Given request> Copy out all the lines exactly. Omit pictures.

Listed entries>
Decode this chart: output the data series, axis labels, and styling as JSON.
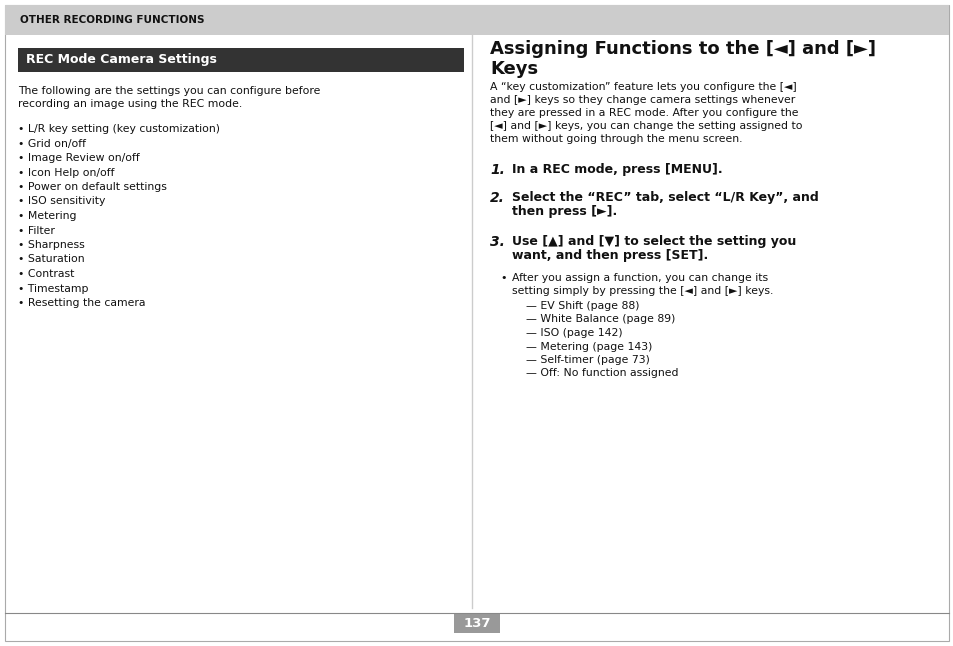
{
  "background_color": "#ffffff",
  "header_bg": "#cccccc",
  "header_text": "OTHER RECORDING FUNCTIONS",
  "left_section_title": "REC Mode Camera Settings",
  "left_title_bg": "#333333",
  "left_title_color": "#ffffff",
  "left_intro": "The following are the settings you can configure before\nrecording an image using the REC mode.",
  "left_bullets": [
    "L/R key setting (key customization)",
    "Grid on/off",
    "Image Review on/off",
    "Icon Help on/off",
    "Power on default settings",
    "ISO sensitivity",
    "Metering",
    "Filter",
    "Sharpness",
    "Saturation",
    "Contrast",
    "Timestamp",
    "Resetting the camera"
  ],
  "right_title_line1": "Assigning Functions to the [◄] and [►]",
  "right_title_line2": "Keys",
  "right_intro": "A “key customization” feature lets you configure the [◄]\nand [►] keys so they change camera settings whenever\nthey are pressed in a REC mode. After you configure the\n[◄] and [►] keys, you can change the setting assigned to\nthem without going through the menu screen.",
  "step1_bold": "In a REC mode, press [MENU].",
  "step2_bold": "Select the “REC” tab, select “L/R Key”, and\nthen press [►].",
  "step3_bold": "Use [▲] and [▼] to select the setting you\nwant, and then press [SET].",
  "sub_bullet_line1": "After you assign a function, you can change its",
  "sub_bullet_line2": "setting simply by pressing the [◄] and [►] keys.",
  "sub_items": [
    "— EV Shift (page 88)",
    "— White Balance (page 89)",
    "— ISO (page 142)",
    "— Metering (page 143)",
    "— Self-timer (page 73)",
    "— Off: No function assigned"
  ],
  "page_number": "137"
}
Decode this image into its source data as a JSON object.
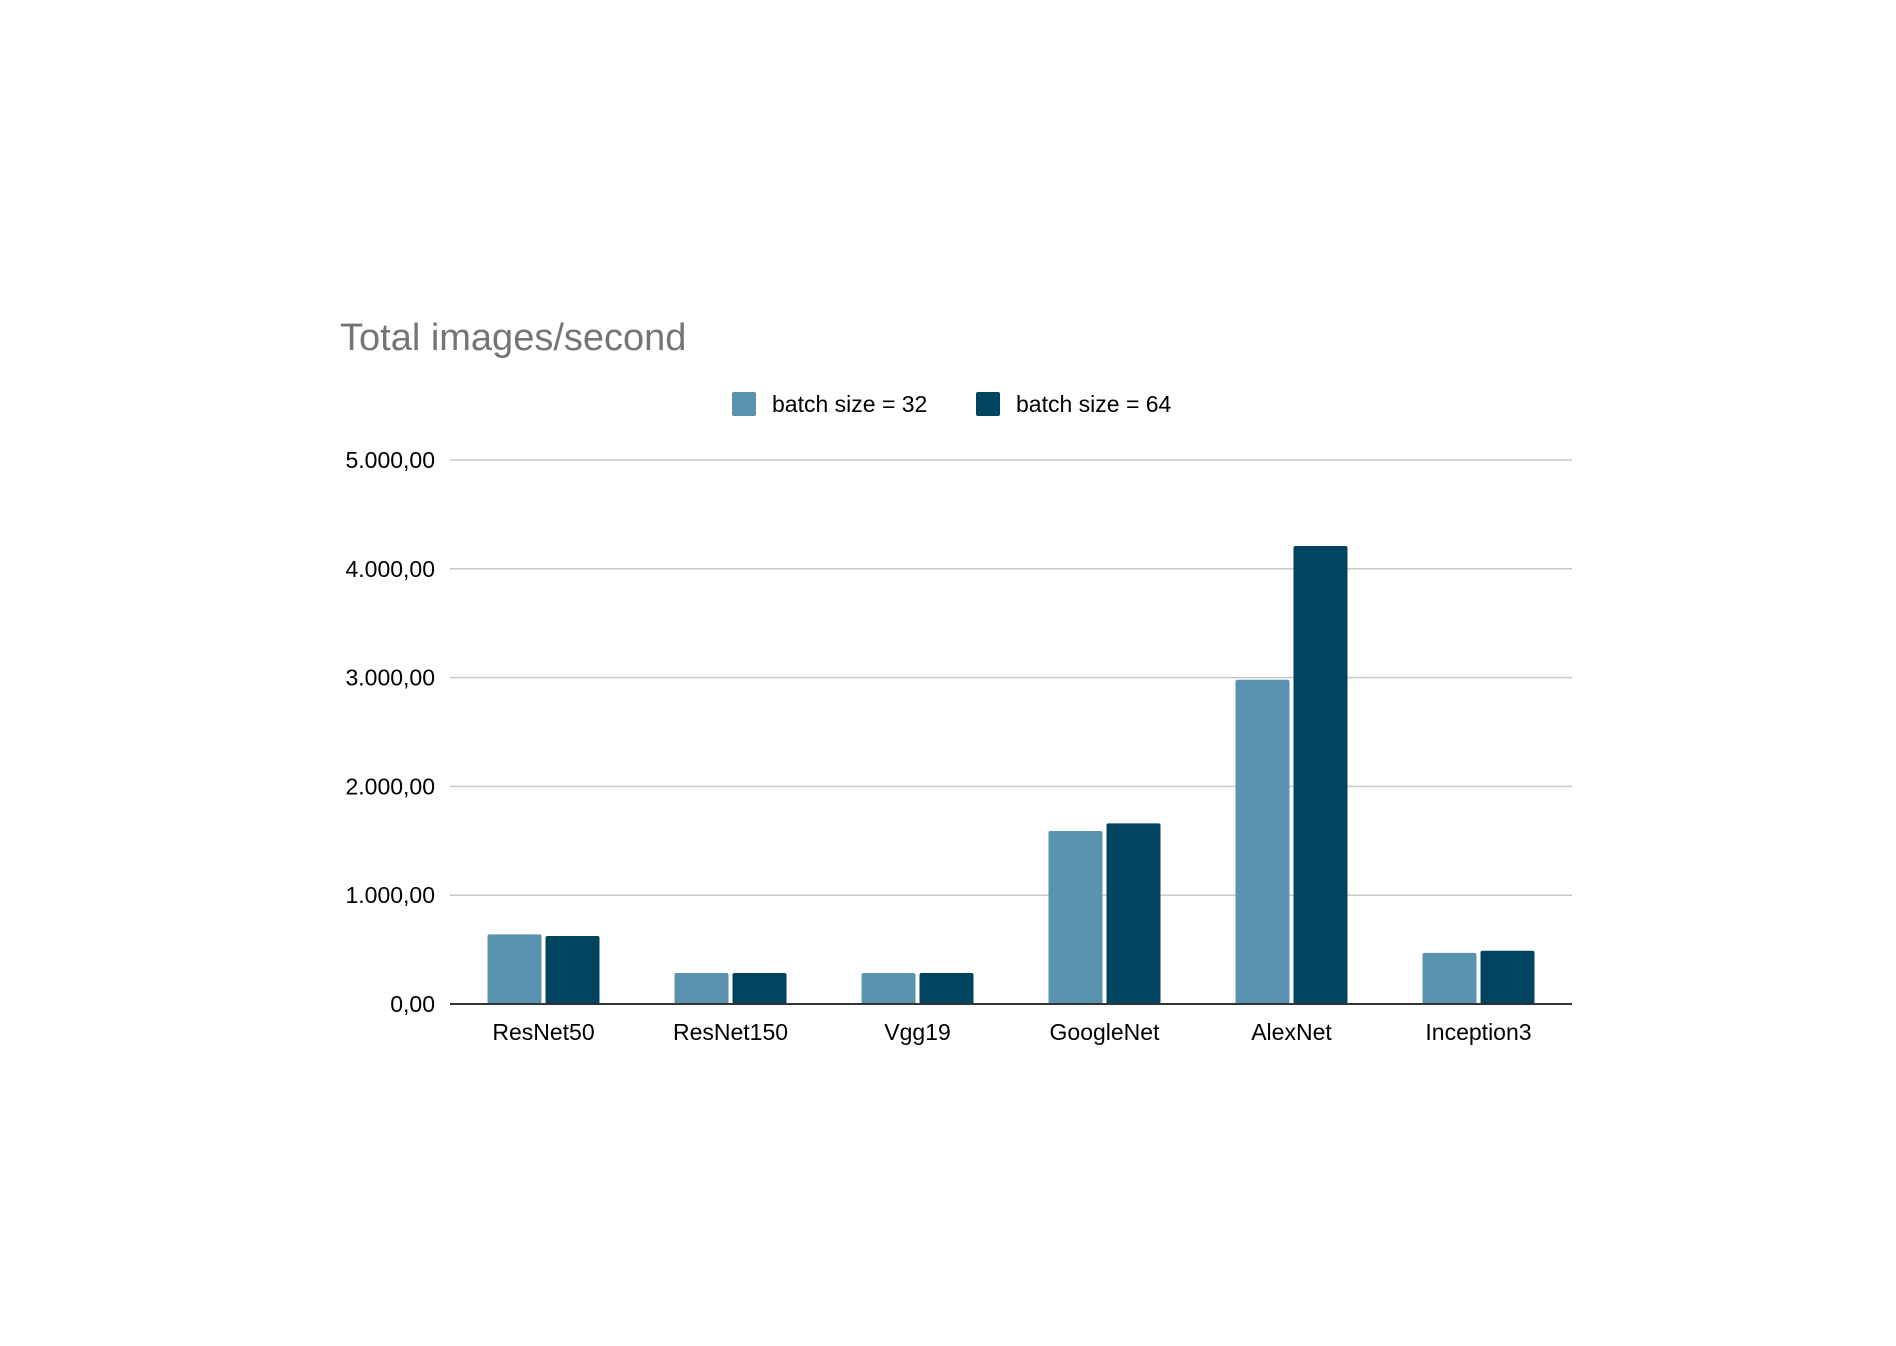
{
  "chart_data": {
    "type": "bar",
    "title": "Total images/second",
    "xlabel": "",
    "ylabel": "",
    "categories": [
      "ResNet50",
      "ResNet150",
      "Vgg19",
      "GoogleNet",
      "AlexNet",
      "Inception3"
    ],
    "series": [
      {
        "name": "batch size = 32",
        "color": "#5a93b0",
        "values": [
          640,
          285,
          285,
          1590,
          2980,
          470
        ]
      },
      {
        "name": "batch size = 64",
        "color": "#00445f",
        "values": [
          625,
          285,
          285,
          1660,
          4210,
          490
        ]
      }
    ],
    "ylim": [
      0,
      5000
    ],
    "yticks": [
      "0,00",
      "1.000,00",
      "2.000,00",
      "3.000,00",
      "4.000,00",
      "5.000,00"
    ],
    "ytick_values": [
      0,
      1000,
      2000,
      3000,
      4000,
      5000
    ],
    "grid": true,
    "legend_position": "top"
  }
}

Output for this exercise>
Decode this chart: output the data series, axis labels, and styling as JSON.
{
  "background_color": "#ffffff",
  "header_bg": "#cccccc",
  "header_text": "OTHER RECORDING FUNCTIONS",
  "left_section_title": "REC Mode Camera Settings",
  "left_title_bg": "#333333",
  "left_title_color": "#ffffff",
  "left_intro": "The following are the settings you can configure before\nrecording an image using the REC mode.",
  "left_bullets": [
    "L/R key setting (key customization)",
    "Grid on/off",
    "Image Review on/off",
    "Icon Help on/off",
    "Power on default settings",
    "ISO sensitivity",
    "Metering",
    "Filter",
    "Sharpness",
    "Saturation",
    "Contrast",
    "Timestamp",
    "Resetting the camera"
  ],
  "right_title_line1": "Assigning Functions to the [◄] and [►]",
  "right_title_line2": "Keys",
  "right_intro": "A “key customization” feature lets you configure the [◄]\nand [►] keys so they change camera settings whenever\nthey are pressed in a REC mode. After you configure the\n[◄] and [►] keys, you can change the setting assigned to\nthem without going through the menu screen.",
  "step1_bold": "In a REC mode, press [MENU].",
  "step2_bold": "Select the “REC” tab, select “L/R Key”, and\nthen press [►].",
  "step3_bold": "Use [▲] and [▼] to select the setting you\nwant, and then press [SET].",
  "sub_bullet_line1": "After you assign a function, you can change its",
  "sub_bullet_line2": "setting simply by pressing the [◄] and [►] keys.",
  "sub_items": [
    "— EV Shift (page 88)",
    "— White Balance (page 89)",
    "— ISO (page 142)",
    "— Metering (page 143)",
    "— Self-timer (page 73)",
    "— Off: No function assigned"
  ],
  "page_number": "137"
}
Decode this image into its source data as a JSON object.
{
  "chart_data": {
    "type": "bar",
    "title": "Total images/second",
    "xlabel": "",
    "ylabel": "",
    "categories": [
      "ResNet50",
      "ResNet150",
      "Vgg19",
      "GoogleNet",
      "AlexNet",
      "Inception3"
    ],
    "series": [
      {
        "name": "batch size = 32",
        "color": "#5a93b0",
        "values": [
          640,
          285,
          285,
          1590,
          2980,
          470
        ]
      },
      {
        "name": "batch size = 64",
        "color": "#00445f",
        "values": [
          625,
          285,
          285,
          1660,
          4210,
          490
        ]
      }
    ],
    "ylim": [
      0,
      5000
    ],
    "yticks": [
      "0,00",
      "1.000,00",
      "2.000,00",
      "3.000,00",
      "4.000,00",
      "5.000,00"
    ],
    "ytick_values": [
      0,
      1000,
      2000,
      3000,
      4000,
      5000
    ],
    "grid": true,
    "legend_position": "top"
  }
}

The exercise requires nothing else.